• [YOUR TASK]: All records must be quoted exactly. Omit the pictures.

»»

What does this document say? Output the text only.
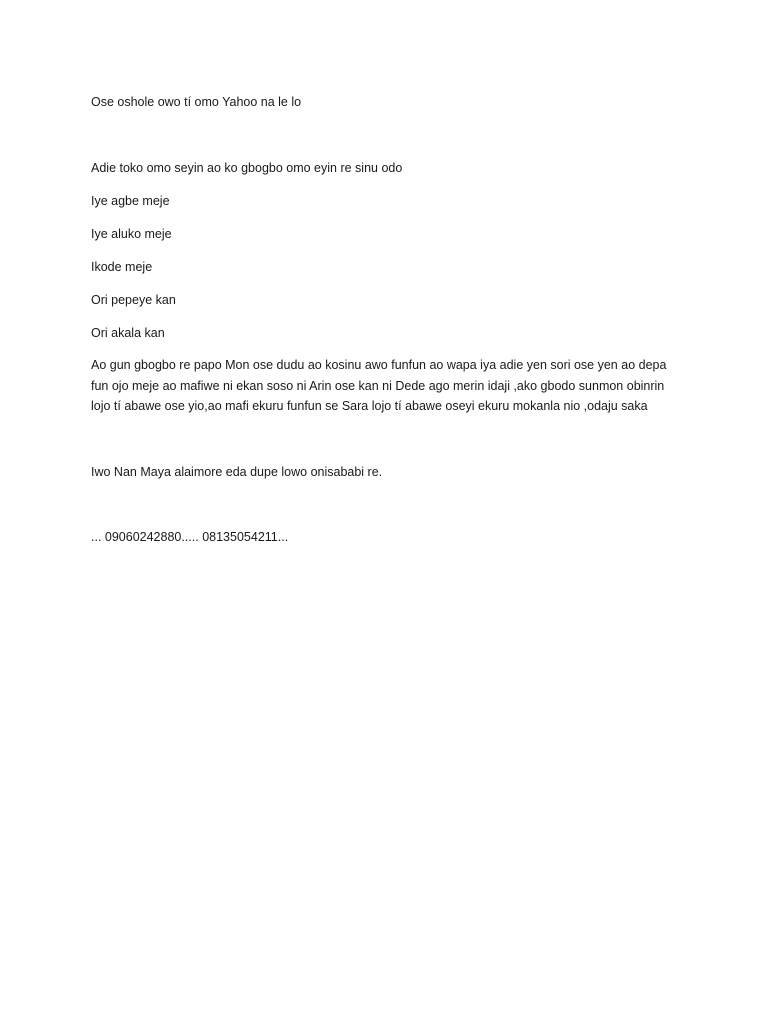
Ose oshole owo tí omo Yahoo na le lo

Adie toko omo seyin ao ko gbogbo omo eyin re sinu odo

Iye agbe meje

Iye aluko meje

Ikode meje

Ori pepeye kan

Ori akala kan

Ao gun gbogbo re papo Mon ose dudu ao kosinu awo funfun ao wapa iya adie yen sori ose yen ao depa
fun ojo meje ao mafiwe ni ekan soso ni Arin ose kan ni Dede ago merin idaji ,ako gbodo sunmon obinrin
lojo tí abawe ose yio,ao mafi ekuru funfun se Sara lojo tí abawe oseyi ekuru mokanla nio ,odaju saka

Iwo Nan Maya alaimore eda dupe lowo onisababi re.

... 09060242880..... 08135054211...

««

• [ANSWER BELOW]:
What does this document say? Output the text only.
Ose oshole owo tí omo Yahoo na le lo

Adie toko omo seyin ao ko gbogbo omo eyin re sinu odo

Iye agbe meje

Iye aluko meje

Ikode meje

Ori pepeye kan

Ori akala kan

Ao gun gbogbo re papo Mon ose dudu ao kosinu awo funfun ao wapa iya adie yen sori ose yen ao depa
fun ojo meje ao mafiwe ni ekan soso ni Arin ose kan ni Dede ago merin idaji ,ako gbodo sunmon obinrin
lojo tí abawe ose yio,ao mafi ekuru funfun se Sara lojo tí abawe oseyi ekuru mokanla nio ,odaju saka

Iwo Nan Maya alaimore eda dupe lowo onisababi re.

... 09060242880..... 08135054211...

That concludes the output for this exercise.